> _Written task_:
Copy the following data verbatim, from the line containing "pf-point-T=1073K bbox=[338, 293, 351, 306]" through the line containing "pf-point-T=1173K bbox=[302, 159, 315, 171]", both lines included.

++++

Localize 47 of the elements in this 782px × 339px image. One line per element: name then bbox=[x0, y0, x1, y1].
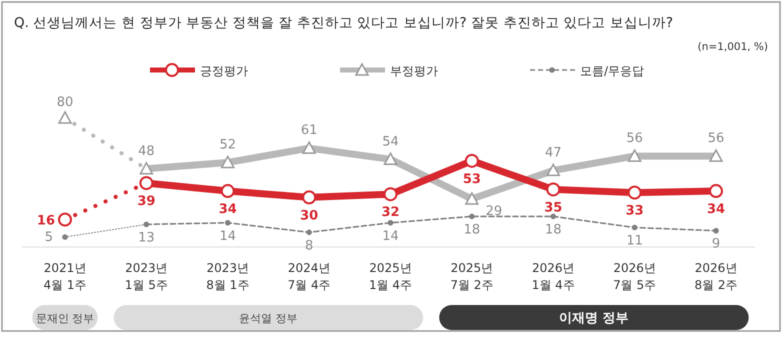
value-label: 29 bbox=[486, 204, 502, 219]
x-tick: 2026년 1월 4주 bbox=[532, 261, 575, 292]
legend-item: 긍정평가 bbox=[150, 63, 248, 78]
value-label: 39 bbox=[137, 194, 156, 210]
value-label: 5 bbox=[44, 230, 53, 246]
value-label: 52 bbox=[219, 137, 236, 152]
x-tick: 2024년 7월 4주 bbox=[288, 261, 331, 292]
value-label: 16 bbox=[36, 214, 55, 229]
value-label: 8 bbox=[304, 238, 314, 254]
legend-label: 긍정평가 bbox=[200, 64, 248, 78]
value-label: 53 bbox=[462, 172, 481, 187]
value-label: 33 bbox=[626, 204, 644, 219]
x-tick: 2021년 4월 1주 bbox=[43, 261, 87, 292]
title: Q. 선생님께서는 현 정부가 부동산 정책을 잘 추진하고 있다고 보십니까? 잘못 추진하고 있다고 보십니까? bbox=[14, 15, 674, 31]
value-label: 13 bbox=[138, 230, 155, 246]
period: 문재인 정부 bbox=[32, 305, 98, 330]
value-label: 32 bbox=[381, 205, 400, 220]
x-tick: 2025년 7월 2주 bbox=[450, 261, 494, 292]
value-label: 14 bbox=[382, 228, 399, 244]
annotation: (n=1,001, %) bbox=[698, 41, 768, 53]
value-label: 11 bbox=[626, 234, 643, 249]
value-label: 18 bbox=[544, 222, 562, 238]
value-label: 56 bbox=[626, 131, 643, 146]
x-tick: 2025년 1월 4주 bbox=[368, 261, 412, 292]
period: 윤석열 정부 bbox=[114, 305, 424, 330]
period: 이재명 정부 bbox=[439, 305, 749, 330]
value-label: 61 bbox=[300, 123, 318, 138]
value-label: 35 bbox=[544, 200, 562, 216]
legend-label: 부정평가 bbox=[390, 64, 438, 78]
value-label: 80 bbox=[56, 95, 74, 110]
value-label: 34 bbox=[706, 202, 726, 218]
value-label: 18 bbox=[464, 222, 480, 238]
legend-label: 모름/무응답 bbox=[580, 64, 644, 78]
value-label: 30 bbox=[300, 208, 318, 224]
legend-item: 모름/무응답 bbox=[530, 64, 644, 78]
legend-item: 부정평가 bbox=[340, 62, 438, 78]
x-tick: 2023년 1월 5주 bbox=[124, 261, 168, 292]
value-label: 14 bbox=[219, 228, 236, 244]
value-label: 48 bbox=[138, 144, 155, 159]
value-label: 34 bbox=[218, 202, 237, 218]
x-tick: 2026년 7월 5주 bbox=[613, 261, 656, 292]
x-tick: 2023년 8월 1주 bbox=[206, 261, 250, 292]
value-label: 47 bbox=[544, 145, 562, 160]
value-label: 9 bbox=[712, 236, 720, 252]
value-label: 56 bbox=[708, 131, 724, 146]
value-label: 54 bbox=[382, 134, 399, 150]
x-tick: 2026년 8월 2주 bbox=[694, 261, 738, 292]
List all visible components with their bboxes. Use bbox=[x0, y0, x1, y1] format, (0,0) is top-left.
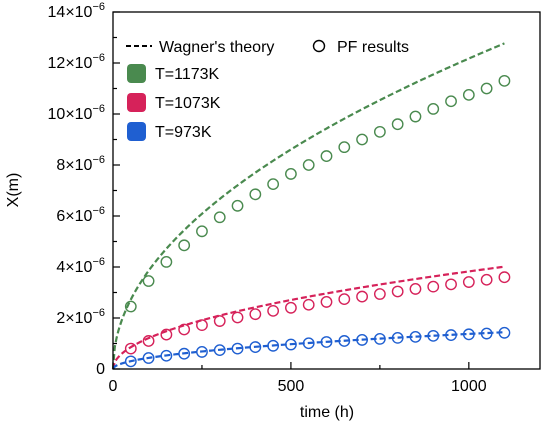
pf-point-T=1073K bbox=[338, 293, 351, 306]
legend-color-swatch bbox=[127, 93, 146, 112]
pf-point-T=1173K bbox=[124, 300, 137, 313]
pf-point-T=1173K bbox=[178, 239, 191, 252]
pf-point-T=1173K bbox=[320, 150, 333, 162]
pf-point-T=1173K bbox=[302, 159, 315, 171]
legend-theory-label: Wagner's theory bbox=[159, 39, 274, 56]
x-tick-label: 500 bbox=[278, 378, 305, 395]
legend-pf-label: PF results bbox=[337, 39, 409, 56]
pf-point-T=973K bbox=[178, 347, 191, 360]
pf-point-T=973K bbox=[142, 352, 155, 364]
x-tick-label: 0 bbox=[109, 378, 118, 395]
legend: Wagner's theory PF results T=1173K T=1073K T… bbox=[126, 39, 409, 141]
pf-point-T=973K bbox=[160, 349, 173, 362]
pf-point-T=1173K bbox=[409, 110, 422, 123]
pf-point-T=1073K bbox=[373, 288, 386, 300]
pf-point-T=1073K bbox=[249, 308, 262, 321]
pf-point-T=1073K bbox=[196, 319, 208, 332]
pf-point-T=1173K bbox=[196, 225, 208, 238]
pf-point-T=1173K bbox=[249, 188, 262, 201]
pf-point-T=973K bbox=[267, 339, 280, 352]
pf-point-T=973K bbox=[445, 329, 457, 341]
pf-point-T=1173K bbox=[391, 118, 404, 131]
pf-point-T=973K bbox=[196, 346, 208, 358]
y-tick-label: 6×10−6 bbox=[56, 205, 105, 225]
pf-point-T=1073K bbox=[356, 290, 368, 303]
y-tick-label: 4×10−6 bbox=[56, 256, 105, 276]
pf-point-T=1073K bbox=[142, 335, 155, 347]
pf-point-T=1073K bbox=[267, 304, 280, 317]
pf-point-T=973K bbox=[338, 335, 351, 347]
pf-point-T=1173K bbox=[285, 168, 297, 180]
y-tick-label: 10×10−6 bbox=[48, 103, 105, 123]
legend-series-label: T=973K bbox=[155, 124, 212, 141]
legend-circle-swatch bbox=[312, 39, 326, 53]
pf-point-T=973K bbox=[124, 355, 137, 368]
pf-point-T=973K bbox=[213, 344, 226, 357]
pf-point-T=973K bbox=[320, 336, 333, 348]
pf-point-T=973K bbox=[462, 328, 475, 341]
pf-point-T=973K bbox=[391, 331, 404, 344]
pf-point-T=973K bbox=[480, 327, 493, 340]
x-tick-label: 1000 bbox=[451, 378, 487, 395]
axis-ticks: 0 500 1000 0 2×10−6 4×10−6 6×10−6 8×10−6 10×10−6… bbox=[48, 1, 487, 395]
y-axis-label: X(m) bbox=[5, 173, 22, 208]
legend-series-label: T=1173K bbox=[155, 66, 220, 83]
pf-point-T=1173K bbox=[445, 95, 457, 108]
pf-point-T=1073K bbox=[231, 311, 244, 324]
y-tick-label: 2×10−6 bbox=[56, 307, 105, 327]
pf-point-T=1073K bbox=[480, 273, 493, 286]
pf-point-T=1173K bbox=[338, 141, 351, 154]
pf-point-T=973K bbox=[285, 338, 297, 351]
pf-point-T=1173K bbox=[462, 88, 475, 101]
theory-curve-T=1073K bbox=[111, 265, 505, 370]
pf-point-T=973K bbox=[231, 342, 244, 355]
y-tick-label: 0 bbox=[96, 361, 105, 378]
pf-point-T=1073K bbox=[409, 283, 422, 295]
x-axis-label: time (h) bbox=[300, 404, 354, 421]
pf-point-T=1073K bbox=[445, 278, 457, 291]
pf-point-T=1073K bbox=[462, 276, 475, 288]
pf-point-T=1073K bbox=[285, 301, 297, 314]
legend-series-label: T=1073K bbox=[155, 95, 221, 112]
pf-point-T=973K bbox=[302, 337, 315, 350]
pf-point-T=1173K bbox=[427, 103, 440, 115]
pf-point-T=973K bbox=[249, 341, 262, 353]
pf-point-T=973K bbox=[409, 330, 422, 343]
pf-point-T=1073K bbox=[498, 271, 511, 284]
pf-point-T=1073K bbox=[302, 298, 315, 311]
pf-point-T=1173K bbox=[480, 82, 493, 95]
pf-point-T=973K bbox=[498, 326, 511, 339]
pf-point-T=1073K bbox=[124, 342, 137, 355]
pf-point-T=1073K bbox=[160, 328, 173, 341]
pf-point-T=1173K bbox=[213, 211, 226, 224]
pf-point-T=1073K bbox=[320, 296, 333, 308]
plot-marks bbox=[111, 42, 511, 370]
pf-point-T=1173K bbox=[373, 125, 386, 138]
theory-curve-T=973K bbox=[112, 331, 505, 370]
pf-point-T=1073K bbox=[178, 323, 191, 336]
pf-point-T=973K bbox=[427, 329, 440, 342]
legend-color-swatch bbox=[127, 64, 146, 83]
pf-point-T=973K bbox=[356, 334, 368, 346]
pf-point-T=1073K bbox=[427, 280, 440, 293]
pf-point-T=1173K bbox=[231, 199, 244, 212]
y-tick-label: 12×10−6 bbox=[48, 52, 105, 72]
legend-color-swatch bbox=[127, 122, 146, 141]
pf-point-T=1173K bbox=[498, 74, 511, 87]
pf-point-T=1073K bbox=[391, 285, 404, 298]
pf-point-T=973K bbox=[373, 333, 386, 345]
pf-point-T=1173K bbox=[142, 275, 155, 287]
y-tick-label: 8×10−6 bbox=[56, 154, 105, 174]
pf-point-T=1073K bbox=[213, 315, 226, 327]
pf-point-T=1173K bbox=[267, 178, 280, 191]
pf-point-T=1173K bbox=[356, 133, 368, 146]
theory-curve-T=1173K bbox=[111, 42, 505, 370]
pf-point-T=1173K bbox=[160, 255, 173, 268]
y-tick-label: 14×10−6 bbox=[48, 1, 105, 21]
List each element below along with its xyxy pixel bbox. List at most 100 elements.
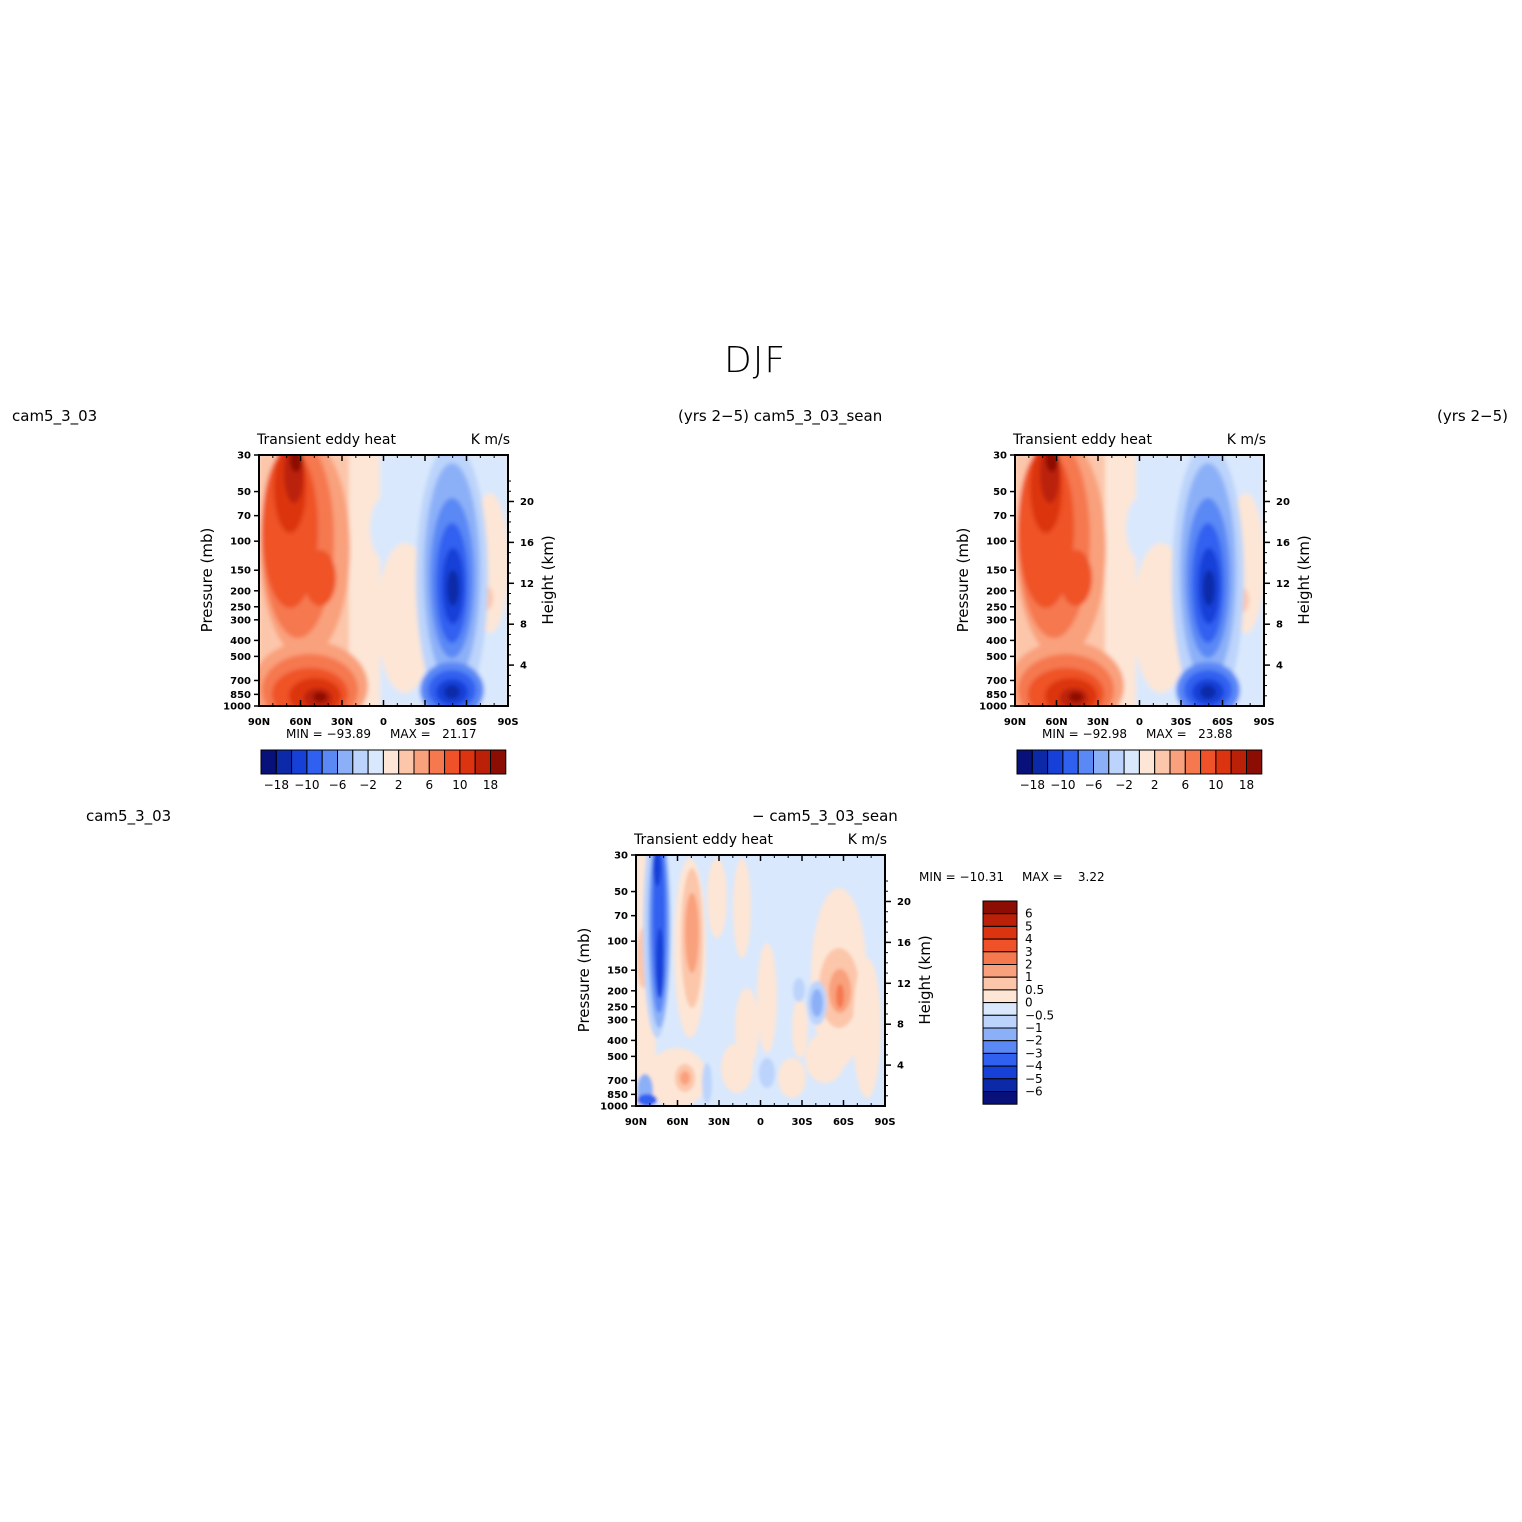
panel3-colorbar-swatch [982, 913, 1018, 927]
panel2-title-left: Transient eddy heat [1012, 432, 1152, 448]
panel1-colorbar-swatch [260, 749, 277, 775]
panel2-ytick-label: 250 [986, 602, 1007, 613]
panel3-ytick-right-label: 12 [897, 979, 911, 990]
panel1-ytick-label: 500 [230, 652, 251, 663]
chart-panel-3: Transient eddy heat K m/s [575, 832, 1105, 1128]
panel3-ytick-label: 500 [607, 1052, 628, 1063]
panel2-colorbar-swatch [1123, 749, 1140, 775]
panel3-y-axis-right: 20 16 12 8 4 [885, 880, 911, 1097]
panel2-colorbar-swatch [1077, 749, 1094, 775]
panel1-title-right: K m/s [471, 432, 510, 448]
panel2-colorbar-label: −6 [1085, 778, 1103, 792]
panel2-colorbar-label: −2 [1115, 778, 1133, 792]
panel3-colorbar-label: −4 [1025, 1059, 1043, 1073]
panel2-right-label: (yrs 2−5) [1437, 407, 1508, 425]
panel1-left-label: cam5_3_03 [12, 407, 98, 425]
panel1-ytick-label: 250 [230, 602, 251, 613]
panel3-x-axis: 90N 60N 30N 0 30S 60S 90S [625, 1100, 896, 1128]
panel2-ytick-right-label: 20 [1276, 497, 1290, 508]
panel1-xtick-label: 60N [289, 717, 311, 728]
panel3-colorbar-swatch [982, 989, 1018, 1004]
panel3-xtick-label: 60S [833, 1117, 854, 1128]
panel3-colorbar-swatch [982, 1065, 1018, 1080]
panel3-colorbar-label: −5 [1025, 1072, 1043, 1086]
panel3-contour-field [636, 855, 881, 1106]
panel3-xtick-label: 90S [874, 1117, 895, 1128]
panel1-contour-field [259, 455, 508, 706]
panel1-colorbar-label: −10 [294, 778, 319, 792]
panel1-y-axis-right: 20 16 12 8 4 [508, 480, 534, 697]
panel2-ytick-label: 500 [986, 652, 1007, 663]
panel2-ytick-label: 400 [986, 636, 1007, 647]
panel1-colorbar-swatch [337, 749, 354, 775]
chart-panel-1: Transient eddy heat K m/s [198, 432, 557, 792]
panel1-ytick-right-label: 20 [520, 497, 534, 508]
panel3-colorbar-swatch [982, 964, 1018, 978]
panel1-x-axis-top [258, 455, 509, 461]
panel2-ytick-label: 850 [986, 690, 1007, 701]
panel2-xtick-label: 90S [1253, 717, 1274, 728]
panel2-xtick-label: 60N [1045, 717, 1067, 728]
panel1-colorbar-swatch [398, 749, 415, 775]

++++

> _The solution_:
pf-point-T=1073K bbox=[338, 293, 351, 306]
legend-color-swatch bbox=[127, 93, 146, 112]
pf-point-T=1173K bbox=[124, 300, 137, 313]
pf-point-T=1173K bbox=[178, 239, 191, 252]
pf-point-T=1173K bbox=[320, 150, 333, 162]
pf-point-T=1173K bbox=[302, 159, 315, 171]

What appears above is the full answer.